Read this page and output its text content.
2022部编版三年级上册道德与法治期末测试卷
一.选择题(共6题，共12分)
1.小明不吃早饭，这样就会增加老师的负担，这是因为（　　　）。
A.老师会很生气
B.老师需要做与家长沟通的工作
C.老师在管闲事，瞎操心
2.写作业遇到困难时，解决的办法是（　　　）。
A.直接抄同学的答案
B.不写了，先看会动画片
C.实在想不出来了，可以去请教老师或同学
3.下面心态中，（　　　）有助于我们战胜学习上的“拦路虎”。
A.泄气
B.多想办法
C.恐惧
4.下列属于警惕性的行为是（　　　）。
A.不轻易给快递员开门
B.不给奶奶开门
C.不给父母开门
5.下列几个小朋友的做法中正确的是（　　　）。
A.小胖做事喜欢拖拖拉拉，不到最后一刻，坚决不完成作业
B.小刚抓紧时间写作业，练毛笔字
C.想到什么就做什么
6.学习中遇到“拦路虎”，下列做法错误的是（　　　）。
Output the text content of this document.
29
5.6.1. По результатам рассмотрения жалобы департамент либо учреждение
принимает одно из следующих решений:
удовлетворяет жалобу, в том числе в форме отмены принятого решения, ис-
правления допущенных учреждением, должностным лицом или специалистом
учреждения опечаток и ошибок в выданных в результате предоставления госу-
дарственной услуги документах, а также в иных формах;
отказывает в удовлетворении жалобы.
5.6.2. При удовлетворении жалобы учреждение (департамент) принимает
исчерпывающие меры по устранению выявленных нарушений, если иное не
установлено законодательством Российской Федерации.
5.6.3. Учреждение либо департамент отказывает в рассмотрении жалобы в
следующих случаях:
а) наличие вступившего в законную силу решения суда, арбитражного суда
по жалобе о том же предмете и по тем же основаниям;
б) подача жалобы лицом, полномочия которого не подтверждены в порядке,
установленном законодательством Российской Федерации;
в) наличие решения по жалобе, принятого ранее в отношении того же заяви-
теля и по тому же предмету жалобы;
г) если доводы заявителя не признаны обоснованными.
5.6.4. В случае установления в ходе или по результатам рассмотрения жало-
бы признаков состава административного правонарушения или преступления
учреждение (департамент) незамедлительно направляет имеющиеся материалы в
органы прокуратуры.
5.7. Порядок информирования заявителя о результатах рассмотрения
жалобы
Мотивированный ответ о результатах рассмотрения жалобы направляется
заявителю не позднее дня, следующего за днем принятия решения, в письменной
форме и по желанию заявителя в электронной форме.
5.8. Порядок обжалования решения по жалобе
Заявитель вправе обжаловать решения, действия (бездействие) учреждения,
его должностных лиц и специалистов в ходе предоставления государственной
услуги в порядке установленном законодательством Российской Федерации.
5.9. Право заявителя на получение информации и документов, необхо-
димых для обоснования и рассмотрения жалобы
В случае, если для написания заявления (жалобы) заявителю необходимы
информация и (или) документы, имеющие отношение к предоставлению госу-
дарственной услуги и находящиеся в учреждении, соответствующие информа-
----------------
§ **EXERCISE OBJECTIVE**: Repeat the material above exactly.

§ **COMPLETED TASK**:
Read this page and output its text content.
2022部编版三年级上册道德与法治期末测试卷
一.选择题(共6题，共12分)
1.小明不吃早饭，这样就会增加老师的负担，这是因为（　　　）。
A.老师会很生气
B.老师需要做与家长沟通的工作
C.老师在管闲事，瞎操心
2.写作业遇到困难时，解决的办法是（　　　）。
A.直接抄同学的答案
B.不写了，先看会动画片
C.实在想不出来了，可以去请教老师或同学
3.下面心态中，（　　　）有助于我们战胜学习上的“拦路虎”。
A.泄气
B.多想办法
C.恐惧
4.下列属于警惕性的行为是（　　　）。
A.不轻易给快递员开门
B.不给奶奶开门
C.不给父母开门
5.下列几个小朋友的做法中正确的是（　　　）。
A.小胖做事喜欢拖拖拉拉，不到最后一刻，坚决不完成作业
B.小刚抓紧时间写作业，练毛笔字
C.想到什么就做什么
6.学习中遇到“拦路虎”，下列做法错误的是（　　　）。
Output the text content of this document.
29
5.6.1. По результатам рассмотрения жалобы департамент либо учреждение
принимает одно из следующих решений:
удовлетворяет жалобу, в том числе в форме отмены принятого решения, ис-
правления допущенных учреждением, должностным лицом или специалистом
учреждения опечаток и ошибок в выданных в результате предоставления госу-
дарственной услуги документах, а также в иных формах;
отказывает в удовлетворении жалобы.
5.6.2. При удовлетворении жалобы учреждение (департамент) принимает
исчерпывающие меры по устранению выявленных нарушений, если иное не
установлено законодательством Российской Федерации.
5.6.3. Учреждение либо департамент отказывает в рассмотрении жалобы в
следующих случаях:
а) наличие вступившего в законную силу решения суда, арбитражного суда
по жалобе о том же предмете и по тем же основаниям;
б) подача жалобы лицом, полномочия которого не подтверждены в порядке,
установленном законодательством Российской Федерации;
в) наличие решения по жалобе, принятого ранее в отношении того же заяви-
теля и по тому же предмету жалобы;
г) если доводы заявителя не признаны обоснованными.
5.6.4. В случае установления в ходе или по результатам рассмотрения жало-
бы признаков состава административного правонарушения или преступления
учреждение (департамент) незамедлительно направляет имеющиеся материалы в
органы прокуратуры.
5.7. Порядок информирования заявителя о результатах рассмотрения
жалобы
Мотивированный ответ о результатах рассмотрения жалобы направляется
заявителю не позднее дня, следующего за днем принятия решения, в письменной
форме и по желанию заявителя в электронной форме.
5.8. Порядок обжалования решения по жалобе
Заявитель вправе обжаловать решения, действия (бездействие) учреждения,
его должностных лиц и специалистов в ходе предоставления государственной
услуги в порядке установленном законодательством Российской Федерации.
5.9. Право заявителя на получение информации и документов, необхо-
димых для обоснования и рассмотрения жалобы
В случае, если для написания заявления (жалобы) заявителю необходимы
информация и (или) документы, имеющие отношение к предоставлению госу-
дарственной услуги и находящиеся в учреждении, соответствующие информа-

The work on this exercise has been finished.